-- START OF EXERCISE INPUT --

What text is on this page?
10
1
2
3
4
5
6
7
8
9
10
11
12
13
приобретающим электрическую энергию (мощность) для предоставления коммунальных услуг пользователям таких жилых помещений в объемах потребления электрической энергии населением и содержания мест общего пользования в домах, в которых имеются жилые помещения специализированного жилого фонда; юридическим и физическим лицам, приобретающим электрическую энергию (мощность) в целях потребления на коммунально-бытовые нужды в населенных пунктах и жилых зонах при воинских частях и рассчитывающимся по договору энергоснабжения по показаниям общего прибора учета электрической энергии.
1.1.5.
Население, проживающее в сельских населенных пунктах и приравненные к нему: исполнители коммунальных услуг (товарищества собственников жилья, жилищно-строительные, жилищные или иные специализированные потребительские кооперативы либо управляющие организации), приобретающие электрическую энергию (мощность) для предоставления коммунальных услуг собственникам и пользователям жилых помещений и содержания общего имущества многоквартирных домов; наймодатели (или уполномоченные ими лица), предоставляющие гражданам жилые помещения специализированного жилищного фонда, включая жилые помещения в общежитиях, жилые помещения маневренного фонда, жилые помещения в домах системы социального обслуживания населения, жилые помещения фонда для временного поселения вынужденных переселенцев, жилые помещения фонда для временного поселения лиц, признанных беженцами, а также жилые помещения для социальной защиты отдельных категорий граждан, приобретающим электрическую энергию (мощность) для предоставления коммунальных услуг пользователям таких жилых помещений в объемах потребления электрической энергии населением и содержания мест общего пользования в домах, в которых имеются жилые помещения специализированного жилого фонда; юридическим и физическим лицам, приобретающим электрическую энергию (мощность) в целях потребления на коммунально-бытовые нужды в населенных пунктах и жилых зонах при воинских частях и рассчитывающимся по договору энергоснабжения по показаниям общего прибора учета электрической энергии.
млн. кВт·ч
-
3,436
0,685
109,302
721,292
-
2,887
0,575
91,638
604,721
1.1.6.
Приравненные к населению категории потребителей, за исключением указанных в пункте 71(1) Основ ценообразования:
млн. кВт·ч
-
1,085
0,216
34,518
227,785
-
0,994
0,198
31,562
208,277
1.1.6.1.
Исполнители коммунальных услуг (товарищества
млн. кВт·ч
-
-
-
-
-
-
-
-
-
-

-- END OF EXERCISE INPUT --

Give the listing above again, word for word.

What text is on this page?
10
1
2
3
4
5
6
7
8
9
10
11
12
13
приобретающим электрическую энергию (мощность) для предоставления коммунальных услуг пользователям таких жилых помещений в объемах потребления электрической энергии населением и содержания мест общего пользования в домах, в которых имеются жилые помещения специализированного жилого фонда; юридическим и физическим лицам, приобретающим электрическую энергию (мощность) в целях потребления на коммунально-бытовые нужды в населенных пунктах и жилых зонах при воинских частях и рассчитывающимся по договору энергоснабжения по показаниям общего прибора учета электрической энергии.
1.1.5.
Население, проживающее в сельских населенных пунктах и приравненные к нему: исполнители коммунальных услуг (товарищества собственников жилья, жилищно-строительные, жилищные или иные специализированные потребительские кооперативы либо управляющие организации), приобретающие электрическую энергию (мощность) для предоставления коммунальных услуг собственникам и пользователям жилых помещений и содержания общего имущества многоквартирных домов; наймодатели (или уполномоченные ими лица), предоставляющие гражданам жилые помещения специализированного жилищного фонда, включая жилые помещения в общежитиях, жилые помещения маневренного фонда, жилые помещения в домах системы социального обслуживания населения, жилые помещения фонда для временного поселения вынужденных переселенцев, жилые помещения фонда для временного поселения лиц, признанных беженцами, а также жилые помещения для социальной защиты отдельных категорий граждан, приобретающим электрическую энергию (мощность) для предоставления коммунальных услуг пользователям таких жилых помещений в объемах потребления электрической энергии населением и содержания мест общего пользования в домах, в которых имеются жилые помещения специализированного жилого фонда; юридическим и физическим лицам, приобретающим электрическую энергию (мощность) в целях потребления на коммунально-бытовые нужды в населенных пунктах и жилых зонах при воинских частях и рассчитывающимся по договору энергоснабжения по показаниям общего прибора учета электрической энергии.
млн. кВт·ч
-
3,436
0,685
109,302
721,292
-
2,887
0,575
91,638
604,721
1.1.6.
Приравненные к населению категории потребителей, за исключением указанных в пункте 71(1) Основ ценообразования:
млн. кВт·ч
-
1,085
0,216
34,518
227,785
-
0,994
0,198
31,562
208,277
1.1.6.1.
Исполнители коммунальных услуг (товарищества
млн. кВт·ч
-
-
-
-
-
-
-
-
-
-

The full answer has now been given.